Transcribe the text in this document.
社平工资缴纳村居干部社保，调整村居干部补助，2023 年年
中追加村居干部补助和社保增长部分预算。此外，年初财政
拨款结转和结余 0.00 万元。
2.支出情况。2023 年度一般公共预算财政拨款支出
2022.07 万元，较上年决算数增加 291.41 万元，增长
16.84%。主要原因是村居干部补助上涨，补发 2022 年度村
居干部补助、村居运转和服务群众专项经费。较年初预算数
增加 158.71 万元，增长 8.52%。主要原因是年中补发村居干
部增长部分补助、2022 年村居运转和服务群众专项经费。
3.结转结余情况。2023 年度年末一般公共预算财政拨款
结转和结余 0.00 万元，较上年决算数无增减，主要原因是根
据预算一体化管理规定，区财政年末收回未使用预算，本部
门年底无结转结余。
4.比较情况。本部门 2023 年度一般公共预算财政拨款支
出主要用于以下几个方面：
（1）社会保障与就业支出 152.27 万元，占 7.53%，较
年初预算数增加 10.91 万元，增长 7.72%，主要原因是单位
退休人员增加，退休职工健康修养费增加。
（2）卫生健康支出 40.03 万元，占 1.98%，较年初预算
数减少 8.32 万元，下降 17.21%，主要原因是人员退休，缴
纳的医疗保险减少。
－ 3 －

══════════════════════════════

### Task details
Quote all the records exactly, please, leaving none out.

### Result of the task
Transcribe the text in this document.
社平工资缴纳村居干部社保，调整村居干部补助，2023 年年
中追加村居干部补助和社保增长部分预算。此外，年初财政
拨款结转和结余 0.00 万元。
2.支出情况。2023 年度一般公共预算财政拨款支出
2022.07 万元，较上年决算数增加 291.41 万元，增长
16.84%。主要原因是村居干部补助上涨，补发 2022 年度村
居干部补助、村居运转和服务群众专项经费。较年初预算数
增加 158.71 万元，增长 8.52%。主要原因是年中补发村居干
部增长部分补助、2022 年村居运转和服务群众专项经费。
3.结转结余情况。2023 年度年末一般公共预算财政拨款
结转和结余 0.00 万元，较上年决算数无增减，主要原因是根
据预算一体化管理规定，区财政年末收回未使用预算，本部
门年底无结转结余。
4.比较情况。本部门 2023 年度一般公共预算财政拨款支
出主要用于以下几个方面：
（1）社会保障与就业支出 152.27 万元，占 7.53%，较
年初预算数增加 10.91 万元，增长 7.72%，主要原因是单位
退休人员增加，退休职工健康修养费增加。
（2）卫生健康支出 40.03 万元，占 1.98%，较年初预算
数减少 8.32 万元，下降 17.21%，主要原因是人员退休，缴
纳的医疗保险减少。
－ 3 －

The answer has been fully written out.